[Records supplied]
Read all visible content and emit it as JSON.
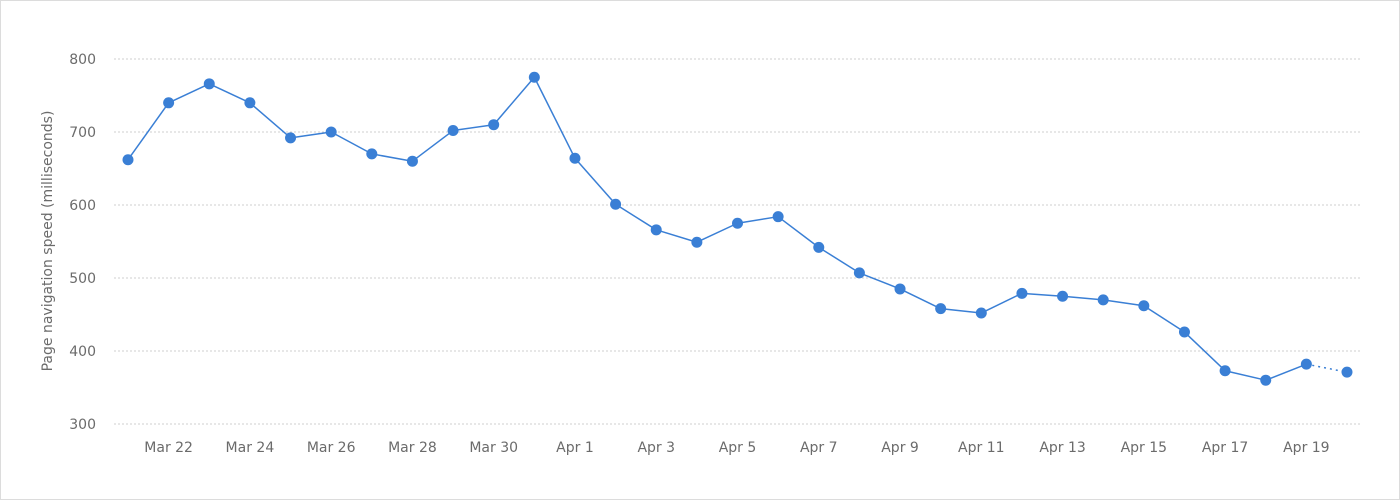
{
  "chart_data": {
    "type": "line",
    "title": "",
    "xlabel": "",
    "ylabel": "Page navigation speed (milliseconds)",
    "ylim": [
      300,
      800
    ],
    "yticks": [
      300,
      400,
      500,
      600,
      700,
      800
    ],
    "grid": true,
    "color": "#3a7fd5",
    "categories": [
      "Mar 21",
      "Mar 22",
      "Mar 23",
      "Mar 24",
      "Mar 25",
      "Mar 26",
      "Mar 27",
      "Mar 28",
      "Mar 29",
      "Mar 30",
      "Mar 31",
      "Apr 1",
      "Apr 2",
      "Apr 3",
      "Apr 4",
      "Apr 5",
      "Apr 6",
      "Apr 7",
      "Apr 8",
      "Apr 9",
      "Apr 10",
      "Apr 11",
      "Apr 12",
      "Apr 13",
      "Apr 14",
      "Apr 15",
      "Apr 16",
      "Apr 17",
      "Apr 18",
      "Apr 19",
      "Apr 20"
    ],
    "xtick_labels": [
      "Mar 22",
      "Mar 24",
      "Mar 26",
      "Mar 28",
      "Mar 30",
      "Apr 1",
      "Apr 3",
      "Apr 5",
      "Apr 7",
      "Apr 9",
      "Apr 11",
      "Apr 13",
      "Apr 15",
      "Apr 17",
      "Apr 19"
    ],
    "values": [
      662,
      740,
      766,
      740,
      692,
      700,
      670,
      660,
      702,
      710,
      775,
      664,
      601,
      566,
      549,
      575,
      584,
      542,
      507,
      485,
      458,
      452,
      479,
      475,
      470,
      462,
      426,
      373,
      360,
      382,
      371
    ],
    "last_segment_style": "dotted"
  }
}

[Exercise] Pictures in the records must not appear in the copy; transcribe everything else precisely.

[Full response]
Read all visible content and emit it as JSON.
{
  "chart_data": {
    "type": "line",
    "title": "",
    "xlabel": "",
    "ylabel": "Page navigation speed (milliseconds)",
    "ylim": [
      300,
      800
    ],
    "yticks": [
      300,
      400,
      500,
      600,
      700,
      800
    ],
    "grid": true,
    "color": "#3a7fd5",
    "categories": [
      "Mar 21",
      "Mar 22",
      "Mar 23",
      "Mar 24",
      "Mar 25",
      "Mar 26",
      "Mar 27",
      "Mar 28",
      "Mar 29",
      "Mar 30",
      "Mar 31",
      "Apr 1",
      "Apr 2",
      "Apr 3",
      "Apr 4",
      "Apr 5",
      "Apr 6",
      "Apr 7",
      "Apr 8",
      "Apr 9",
      "Apr 10",
      "Apr 11",
      "Apr 12",
      "Apr 13",
      "Apr 14",
      "Apr 15",
      "Apr 16",
      "Apr 17",
      "Apr 18",
      "Apr 19",
      "Apr 20"
    ],
    "xtick_labels": [
      "Mar 22",
      "Mar 24",
      "Mar 26",
      "Mar 28",
      "Mar 30",
      "Apr 1",
      "Apr 3",
      "Apr 5",
      "Apr 7",
      "Apr 9",
      "Apr 11",
      "Apr 13",
      "Apr 15",
      "Apr 17",
      "Apr 19"
    ],
    "values": [
      662,
      740,
      766,
      740,
      692,
      700,
      670,
      660,
      702,
      710,
      775,
      664,
      601,
      566,
      549,
      575,
      584,
      542,
      507,
      485,
      458,
      452,
      479,
      475,
      470,
      462,
      426,
      373,
      360,
      382,
      371
    ],
    "last_segment_style": "dotted"
  }
}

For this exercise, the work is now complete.